>> start Material

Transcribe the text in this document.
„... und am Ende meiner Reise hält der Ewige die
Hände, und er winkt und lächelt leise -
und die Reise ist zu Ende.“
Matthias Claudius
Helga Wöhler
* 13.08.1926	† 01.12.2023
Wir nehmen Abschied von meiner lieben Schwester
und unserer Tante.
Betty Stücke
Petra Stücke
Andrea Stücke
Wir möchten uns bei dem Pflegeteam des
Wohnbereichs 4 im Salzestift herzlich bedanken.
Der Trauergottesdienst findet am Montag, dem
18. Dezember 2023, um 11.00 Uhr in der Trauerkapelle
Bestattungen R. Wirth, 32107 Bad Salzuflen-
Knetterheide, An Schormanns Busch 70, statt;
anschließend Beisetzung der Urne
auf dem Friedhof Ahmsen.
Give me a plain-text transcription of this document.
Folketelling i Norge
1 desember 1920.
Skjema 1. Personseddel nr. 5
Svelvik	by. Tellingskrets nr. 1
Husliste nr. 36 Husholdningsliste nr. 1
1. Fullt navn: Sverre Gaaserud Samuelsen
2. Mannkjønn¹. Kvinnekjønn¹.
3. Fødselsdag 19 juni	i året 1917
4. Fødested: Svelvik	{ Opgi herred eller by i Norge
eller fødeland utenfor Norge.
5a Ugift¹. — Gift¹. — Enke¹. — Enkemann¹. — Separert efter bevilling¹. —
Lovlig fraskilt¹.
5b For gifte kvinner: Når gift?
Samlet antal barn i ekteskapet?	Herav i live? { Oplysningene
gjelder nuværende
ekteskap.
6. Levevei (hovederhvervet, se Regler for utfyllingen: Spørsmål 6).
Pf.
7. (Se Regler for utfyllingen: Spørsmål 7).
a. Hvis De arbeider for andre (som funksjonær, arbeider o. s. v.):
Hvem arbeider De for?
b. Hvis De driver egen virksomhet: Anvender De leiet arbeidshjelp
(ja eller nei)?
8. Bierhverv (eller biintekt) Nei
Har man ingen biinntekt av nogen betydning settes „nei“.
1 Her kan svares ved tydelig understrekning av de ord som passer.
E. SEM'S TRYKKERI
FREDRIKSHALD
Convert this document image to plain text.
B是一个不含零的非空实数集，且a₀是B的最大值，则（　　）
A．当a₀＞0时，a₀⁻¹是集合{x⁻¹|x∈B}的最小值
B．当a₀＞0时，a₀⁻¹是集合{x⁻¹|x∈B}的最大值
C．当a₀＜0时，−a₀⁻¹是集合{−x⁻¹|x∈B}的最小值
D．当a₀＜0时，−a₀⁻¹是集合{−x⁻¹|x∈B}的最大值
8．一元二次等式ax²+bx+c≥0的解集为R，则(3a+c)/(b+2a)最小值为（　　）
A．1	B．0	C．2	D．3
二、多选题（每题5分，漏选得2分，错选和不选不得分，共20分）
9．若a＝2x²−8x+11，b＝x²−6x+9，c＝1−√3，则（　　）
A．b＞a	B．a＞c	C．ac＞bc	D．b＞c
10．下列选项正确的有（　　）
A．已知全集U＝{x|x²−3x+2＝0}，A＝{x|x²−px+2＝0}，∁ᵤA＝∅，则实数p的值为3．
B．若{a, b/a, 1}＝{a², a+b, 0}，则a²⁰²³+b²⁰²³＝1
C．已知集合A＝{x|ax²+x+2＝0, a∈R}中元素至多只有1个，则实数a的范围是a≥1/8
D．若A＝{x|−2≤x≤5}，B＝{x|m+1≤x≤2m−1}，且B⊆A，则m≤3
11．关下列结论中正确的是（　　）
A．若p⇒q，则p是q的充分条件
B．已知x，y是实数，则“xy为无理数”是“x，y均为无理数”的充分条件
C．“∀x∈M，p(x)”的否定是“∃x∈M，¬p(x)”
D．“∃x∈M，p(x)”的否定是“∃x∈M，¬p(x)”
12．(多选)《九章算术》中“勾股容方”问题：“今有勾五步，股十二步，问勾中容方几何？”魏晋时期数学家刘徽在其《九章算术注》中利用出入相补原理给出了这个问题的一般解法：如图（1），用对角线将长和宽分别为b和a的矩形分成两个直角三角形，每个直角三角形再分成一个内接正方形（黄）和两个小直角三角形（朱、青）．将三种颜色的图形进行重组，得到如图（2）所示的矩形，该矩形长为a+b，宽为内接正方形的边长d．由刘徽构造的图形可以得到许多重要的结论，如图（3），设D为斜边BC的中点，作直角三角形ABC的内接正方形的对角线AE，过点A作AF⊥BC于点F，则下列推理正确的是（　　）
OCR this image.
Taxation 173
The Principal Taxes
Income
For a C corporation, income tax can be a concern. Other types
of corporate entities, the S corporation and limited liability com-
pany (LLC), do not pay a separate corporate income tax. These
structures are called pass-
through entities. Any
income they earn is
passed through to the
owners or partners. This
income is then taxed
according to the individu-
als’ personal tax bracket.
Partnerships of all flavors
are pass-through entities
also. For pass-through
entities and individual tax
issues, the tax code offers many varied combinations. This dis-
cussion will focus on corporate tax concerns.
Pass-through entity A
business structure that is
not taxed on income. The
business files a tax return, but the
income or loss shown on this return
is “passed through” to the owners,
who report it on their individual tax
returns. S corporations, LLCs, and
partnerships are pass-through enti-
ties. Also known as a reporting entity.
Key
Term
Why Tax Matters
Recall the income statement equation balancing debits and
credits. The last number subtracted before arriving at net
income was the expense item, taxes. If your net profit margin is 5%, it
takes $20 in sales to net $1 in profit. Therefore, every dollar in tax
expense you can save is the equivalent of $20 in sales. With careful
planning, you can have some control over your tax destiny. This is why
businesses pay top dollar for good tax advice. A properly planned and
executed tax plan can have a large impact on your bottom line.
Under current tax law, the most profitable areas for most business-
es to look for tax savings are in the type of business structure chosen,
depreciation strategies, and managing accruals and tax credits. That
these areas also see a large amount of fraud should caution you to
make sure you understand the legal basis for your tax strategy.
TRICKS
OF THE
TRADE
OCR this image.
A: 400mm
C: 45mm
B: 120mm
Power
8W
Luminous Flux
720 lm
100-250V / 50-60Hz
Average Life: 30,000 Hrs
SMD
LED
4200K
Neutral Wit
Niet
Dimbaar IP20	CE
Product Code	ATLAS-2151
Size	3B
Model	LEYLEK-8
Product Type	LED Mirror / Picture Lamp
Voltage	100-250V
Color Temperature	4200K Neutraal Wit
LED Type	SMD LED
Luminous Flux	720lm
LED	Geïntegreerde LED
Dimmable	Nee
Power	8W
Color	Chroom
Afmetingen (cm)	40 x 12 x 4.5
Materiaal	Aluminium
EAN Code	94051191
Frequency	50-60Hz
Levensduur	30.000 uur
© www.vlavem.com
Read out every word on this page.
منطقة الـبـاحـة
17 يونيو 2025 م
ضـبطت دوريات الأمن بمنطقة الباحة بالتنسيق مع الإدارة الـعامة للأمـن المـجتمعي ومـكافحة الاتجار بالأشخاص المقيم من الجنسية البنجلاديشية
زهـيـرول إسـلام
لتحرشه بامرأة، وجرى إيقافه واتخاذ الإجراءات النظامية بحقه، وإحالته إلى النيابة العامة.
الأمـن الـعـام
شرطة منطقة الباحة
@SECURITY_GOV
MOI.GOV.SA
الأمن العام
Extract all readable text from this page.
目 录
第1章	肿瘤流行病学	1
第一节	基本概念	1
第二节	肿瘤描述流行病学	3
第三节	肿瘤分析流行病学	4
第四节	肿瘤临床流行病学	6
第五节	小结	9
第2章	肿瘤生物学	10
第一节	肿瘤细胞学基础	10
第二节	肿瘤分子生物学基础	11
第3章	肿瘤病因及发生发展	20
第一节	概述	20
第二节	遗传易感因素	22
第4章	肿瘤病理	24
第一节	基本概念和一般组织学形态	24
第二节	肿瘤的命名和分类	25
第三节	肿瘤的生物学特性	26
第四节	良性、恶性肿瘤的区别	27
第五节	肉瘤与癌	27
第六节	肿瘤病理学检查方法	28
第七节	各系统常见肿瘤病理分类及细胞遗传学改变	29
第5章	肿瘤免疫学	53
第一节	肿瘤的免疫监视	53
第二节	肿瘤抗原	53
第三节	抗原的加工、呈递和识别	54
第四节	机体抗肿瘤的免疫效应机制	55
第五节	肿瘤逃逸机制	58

>> end Material

» What is needed:
Copy, from the material above, each line in which the string "entity" occurs.

» Final result:
Pass-through entity A
ties. Also known as a reporting entity.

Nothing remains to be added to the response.